→ **WRITTEN INSTRUCTION**
Transcribe the forum post below on NOBO lists and the company's frozen stock word for word, from its date line through the final sentence.

→ **PAGE EXCERPT**

* Begin *

Wednesday, 07/13/2011 2:13:29 PM

Wednesday, July 13, 2011 2:13:29 PM

Post# of 92697
Naw, that's not how it's done. Any pubic company can order a NOBO list and ascertain an accurate accounting of the outstanding shares.

The simple fact that a multi-convicted fraud felon was (and still is by virtue of his voting shares) running this company, and that unregistered shares were allegedly hitting the floor, is more than enough for the DTCC to freeze this company's stock.

Then there are the other variables that investors are not privy to, but which may come to bear with the SEC's filed civil case against this company, and it's principals.

http://www.investopedia.com/terms/n/nobo.asp

Non-Objecting Beneficial Owner - NOBO
What Does It Mean?
What Does Non-Objecting Beneficial Owner - NOBO Mean?
A beneficial owner who gives permission to a financial intermediary to release the owner's name and address to the company(ies) or issuer(s) in which they have bought securities. Companies and issuers request this personal information so they can contact the shareholder regarding important shareholder communications (such as proxies, circulars for rights offerings and annual/quarterly reports).

* End *

→ **GIVEN RECORDS**
* Begin *

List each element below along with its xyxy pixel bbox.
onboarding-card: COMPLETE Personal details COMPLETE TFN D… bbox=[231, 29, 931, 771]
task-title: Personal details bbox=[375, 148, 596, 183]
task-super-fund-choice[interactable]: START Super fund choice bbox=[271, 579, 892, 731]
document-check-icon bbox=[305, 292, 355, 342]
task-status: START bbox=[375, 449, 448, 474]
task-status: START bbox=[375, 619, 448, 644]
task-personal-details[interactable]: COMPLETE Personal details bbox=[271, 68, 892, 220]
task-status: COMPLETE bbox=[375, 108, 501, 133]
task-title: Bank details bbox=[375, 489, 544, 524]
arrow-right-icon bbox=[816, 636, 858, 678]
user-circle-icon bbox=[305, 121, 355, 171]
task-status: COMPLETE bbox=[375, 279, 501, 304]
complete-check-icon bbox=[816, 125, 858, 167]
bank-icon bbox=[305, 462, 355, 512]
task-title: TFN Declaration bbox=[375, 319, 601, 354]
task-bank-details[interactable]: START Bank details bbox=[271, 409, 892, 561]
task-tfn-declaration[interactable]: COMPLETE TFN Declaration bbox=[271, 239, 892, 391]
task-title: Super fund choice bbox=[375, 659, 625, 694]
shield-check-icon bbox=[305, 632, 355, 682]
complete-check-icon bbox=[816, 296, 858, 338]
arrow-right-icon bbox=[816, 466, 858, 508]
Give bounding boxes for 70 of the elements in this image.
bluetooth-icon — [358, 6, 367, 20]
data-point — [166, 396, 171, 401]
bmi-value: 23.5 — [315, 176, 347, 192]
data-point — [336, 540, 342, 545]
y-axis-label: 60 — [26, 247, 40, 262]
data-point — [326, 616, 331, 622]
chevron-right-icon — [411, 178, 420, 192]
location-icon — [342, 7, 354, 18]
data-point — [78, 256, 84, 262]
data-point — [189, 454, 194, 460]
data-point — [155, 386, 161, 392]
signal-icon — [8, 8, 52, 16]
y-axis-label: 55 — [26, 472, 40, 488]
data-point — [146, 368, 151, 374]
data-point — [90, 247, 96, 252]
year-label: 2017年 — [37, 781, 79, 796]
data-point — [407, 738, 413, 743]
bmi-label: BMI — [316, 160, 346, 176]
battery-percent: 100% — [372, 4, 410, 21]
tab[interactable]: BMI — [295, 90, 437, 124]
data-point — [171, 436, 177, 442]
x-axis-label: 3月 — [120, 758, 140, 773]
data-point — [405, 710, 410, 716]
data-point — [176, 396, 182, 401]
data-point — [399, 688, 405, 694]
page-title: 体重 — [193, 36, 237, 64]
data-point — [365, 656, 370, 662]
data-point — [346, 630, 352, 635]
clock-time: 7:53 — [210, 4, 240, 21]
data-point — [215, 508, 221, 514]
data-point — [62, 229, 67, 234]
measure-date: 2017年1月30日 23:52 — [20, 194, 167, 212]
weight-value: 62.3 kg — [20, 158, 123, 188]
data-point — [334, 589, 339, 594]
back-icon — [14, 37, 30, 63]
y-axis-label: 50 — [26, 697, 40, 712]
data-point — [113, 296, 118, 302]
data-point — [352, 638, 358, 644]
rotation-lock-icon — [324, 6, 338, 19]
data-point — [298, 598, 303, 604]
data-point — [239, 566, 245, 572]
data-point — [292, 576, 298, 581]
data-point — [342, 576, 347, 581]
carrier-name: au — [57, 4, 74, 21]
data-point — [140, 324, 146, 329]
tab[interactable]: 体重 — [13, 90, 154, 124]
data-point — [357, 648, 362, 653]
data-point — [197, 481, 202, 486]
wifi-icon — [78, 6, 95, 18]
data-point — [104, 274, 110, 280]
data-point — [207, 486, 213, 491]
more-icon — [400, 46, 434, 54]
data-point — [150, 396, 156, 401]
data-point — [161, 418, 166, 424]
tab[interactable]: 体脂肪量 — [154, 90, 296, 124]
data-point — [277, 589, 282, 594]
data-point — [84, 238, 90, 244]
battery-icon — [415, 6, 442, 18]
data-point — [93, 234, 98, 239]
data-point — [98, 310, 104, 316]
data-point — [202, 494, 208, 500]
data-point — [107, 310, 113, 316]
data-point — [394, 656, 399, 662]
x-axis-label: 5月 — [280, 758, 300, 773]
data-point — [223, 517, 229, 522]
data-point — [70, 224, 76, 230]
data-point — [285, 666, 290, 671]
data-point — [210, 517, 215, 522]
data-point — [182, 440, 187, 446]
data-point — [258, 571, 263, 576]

* End *

→ **ANSWER IN FULL**
Wednesday, 07/13/2011 2:13:29 PM

Wednesday, July 13, 2011 2:13:29 PM

Post# of 92697
Naw, that's not how it's done. Any pubic company can order a NOBO list and ascertain an accurate accounting of the outstanding shares.

The simple fact that a multi-convicted fraud felon was (and still is by virtue of his voting shares) running this company, and that unregistered shares were allegedly hitting the floor, is more than enough for the DTCC to freeze this company's stock.

Then there are the other variables that investors are not privy to, but which may come to bear with the SEC's filed civil case against this company, and it's principals.

http://www.investopedia.com/terms/n/nobo.asp

Non-Objecting Beneficial Owner - NOBO
What Does It Mean?
What Does Non-Objecting Beneficial Owner - NOBO Mean?
A beneficial owner who gives permission to a financial intermediary to release the owner's name and address to the company(ies) or issuer(s) in which they have bought securities. Companies and issuers request this personal information so they can contact the shareholder regarding important shareholder communications (such as proxies, circulars for rights offerings and annual/quarterly reports).